-- Begin Given records --

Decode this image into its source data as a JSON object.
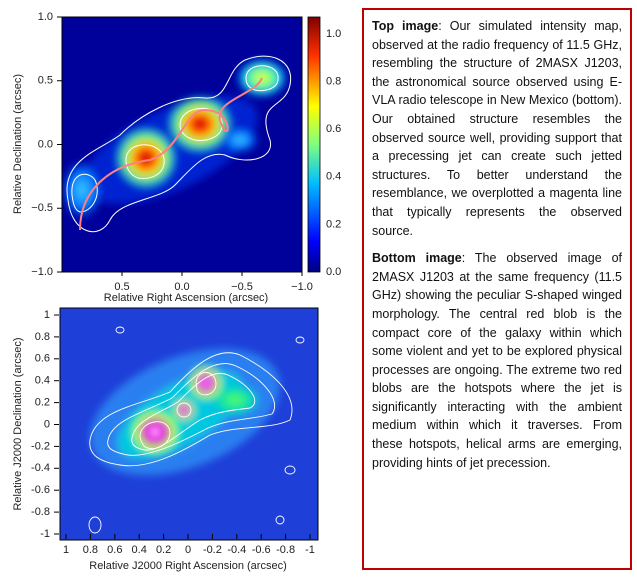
{
  "figure": {
    "top": {
      "y_label": "Relative Declination (arcsec)",
      "x_label": "Relative Right Ascension (arcsec)",
      "y_ticks": [
        "1.0",
        "0.5",
        "0.0",
        "−0.5",
        "−1.0"
      ],
      "x_ticks": [
        "0.5",
        "0.0",
        "−0.5",
        "−1.0"
      ],
      "colorbar_ticks": [
        "1.0",
        "0.8",
        "0.6",
        "0.4",
        "0.2",
        "0.0"
      ]
    },
    "bottom": {
      "y_label": "Relative J2000 Declination (arcsec)",
      "x_label": "Relative J2000 Right Ascension (arcsec)",
      "y_ticks": [
        "1",
        "0.8",
        "0.6",
        "0.4",
        "0.2",
        "0",
        "-0.2",
        "-0.4",
        "-0.6",
        "-0.8",
        "-1"
      ],
      "x_ticks": [
        "1",
        "0.8",
        "0.6",
        "0.4",
        "0.2",
        "0",
        "-0.2",
        "-0.4",
        "-0.6",
        "-0.8",
        "-1"
      ]
    }
  },
  "caption": {
    "paragraphs": [
      {
        "lead": "Top image",
        "text": ": Our simulated intensity map, observed at the radio frequency of 11.5 GHz, resembling the structure of 2MASX J1203, the astronomical source observed using E-VLA radio telescope in New Mexico (bottom). Our obtained structure resembles the observed source well, providing support that a precessing jet can create such jetted structures. To better understand the resemblance, we overplotted a magenta line that typically represents the observed source."
      },
      {
        "lead": "Bottom image",
        "text": ": The observed image of 2MASX J1203 at the same frequency (11.5 GHz) showing the peculiar S-shaped winged morphology. The central red blob is the compact core of the galaxy within which some violent and yet to be explored physical processes are ongoing. The extreme two red blobs are the hotspots where the jet is significantly interacting with the ambient medium within which it traverses. From these hotspots, helical arms are emerging, providing hints of jet precession."
      }
    ]
  }
}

-- End Given records --

# The problem
Reproduce the whole listing exactly, but not the images in it.

# Answer to this exercise
Decode this image into its source data as a JSON object.
{
  "figure": {
    "top": {
      "y_label": "Relative Declination (arcsec)",
      "x_label": "Relative Right Ascension (arcsec)",
      "y_ticks": [
        "1.0",
        "0.5",
        "0.0",
        "−0.5",
        "−1.0"
      ],
      "x_ticks": [
        "0.5",
        "0.0",
        "−0.5",
        "−1.0"
      ],
      "colorbar_ticks": [
        "1.0",
        "0.8",
        "0.6",
        "0.4",
        "0.2",
        "0.0"
      ]
    },
    "bottom": {
      "y_label": "Relative J2000 Declination (arcsec)",
      "x_label": "Relative J2000 Right Ascension (arcsec)",
      "y_ticks": [
        "1",
        "0.8",
        "0.6",
        "0.4",
        "0.2",
        "0",
        "-0.2",
        "-0.4",
        "-0.6",
        "-0.8",
        "-1"
      ],
      "x_ticks": [
        "1",
        "0.8",
        "0.6",
        "0.4",
        "0.2",
        "0",
        "-0.2",
        "-0.4",
        "-0.6",
        "-0.8",
        "-1"
      ]
    }
  },
  "caption": {
    "paragraphs": [
      {
        "lead": "Top image",
        "text": ": Our simulated intensity map, observed at the radio frequency of 11.5 GHz, resembling the structure of 2MASX J1203, the astronomical source observed using E-VLA radio telescope in New Mexico (bottom). Our obtained structure resembles the observed source well, providing support that a precessing jet can create such jetted structures. To better understand the resemblance, we overplotted a magenta line that typically represents the observed source."
      },
      {
        "lead": "Bottom image",
        "text": ": The observed image of 2MASX J1203 at the same frequency (11.5 GHz) showing the peculiar S-shaped winged morphology. The central red blob is the compact core of the galaxy within which some violent and yet to be explored physical processes are ongoing. The extreme two red blobs are the hotspots where the jet is significantly interacting with the ambient medium within which it traverses. From these hotspots, helical arms are emerging, providing hints of jet precession."
      }
    ]
  }
}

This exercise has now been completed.